▸ Given exercise:
Every line below that mentions the word "optional" should be copied out.

▸ Material:

•••

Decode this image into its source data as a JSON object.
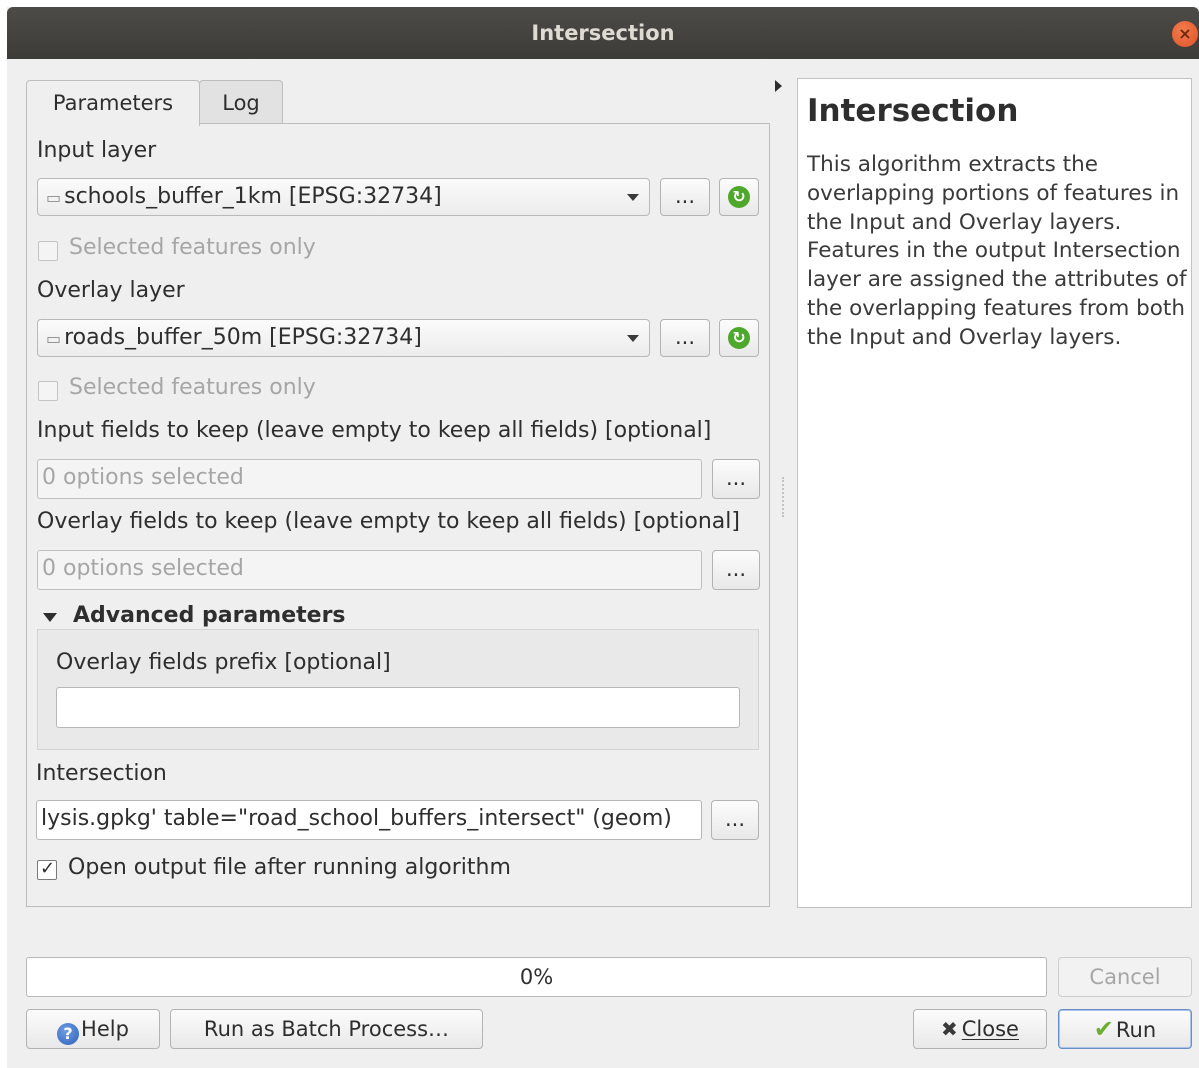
{
  "window": {
    "title": "Intersection"
  },
  "tabs": [
    {
      "label": "Parameters",
      "active": true
    },
    {
      "label": "Log",
      "active": false
    }
  ],
  "parameters": {
    "input_layer_label": "Input layer",
    "input_layer_value": "schools_buffer_1km [EPSG:32734]",
    "input_selected_only": "Selected features only",
    "overlay_layer_label": "Overlay layer",
    "overlay_layer_value": "roads_buffer_50m [EPSG:32734]",
    "overlay_selected_only": "Selected features only",
    "input_fields_label": "Input fields to keep (leave empty to keep all fields) [optional]",
    "input_fields_value": "0 options selected",
    "overlay_fields_label": "Overlay fields to keep (leave empty to keep all fields) [optional]",
    "overlay_fields_value": "0 options selected",
    "advanced_label": "Advanced parameters",
    "prefix_label": "Overlay fields prefix [optional]",
    "prefix_value": "",
    "output_label": "Intersection",
    "output_value": "lysis.gpkg' table=\"road_school_buffers_intersect\" (geom)",
    "open_output_label": "Open output file after running algorithm",
    "open_output_checked": true,
    "ellipsis": "..."
  },
  "help": {
    "title": "Intersection",
    "text": "This algorithm extracts the overlapping portions of features in the Input and Overlay layers. Features in the output Intersection layer are assigned the attributes of the overlapping features from both the Input and Overlay layers."
  },
  "progress": {
    "percent": 0,
    "label": "0%"
  },
  "buttons": {
    "cancel": "Cancel",
    "help": "Help",
    "batch": "Run as Batch Process…",
    "close": "Close",
    "run": "Run"
  },
  "colors": {
    "titlebar": "#3c3b37",
    "close_button": "#e0522a",
    "refresh_icon": "#4ea82c",
    "help_icon": "#2d5fb8",
    "run_check": "#6cae2f"
  }
}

•••

▸ Task solution:
    "input_fields_label": "Input fields to keep (leave empty to keep all fields) [optional]",
    "overlay_fields_label": "Overlay fields to keep (leave empty to keep all fields) [optional]",
    "prefix_label": "Overlay fields prefix [optional]",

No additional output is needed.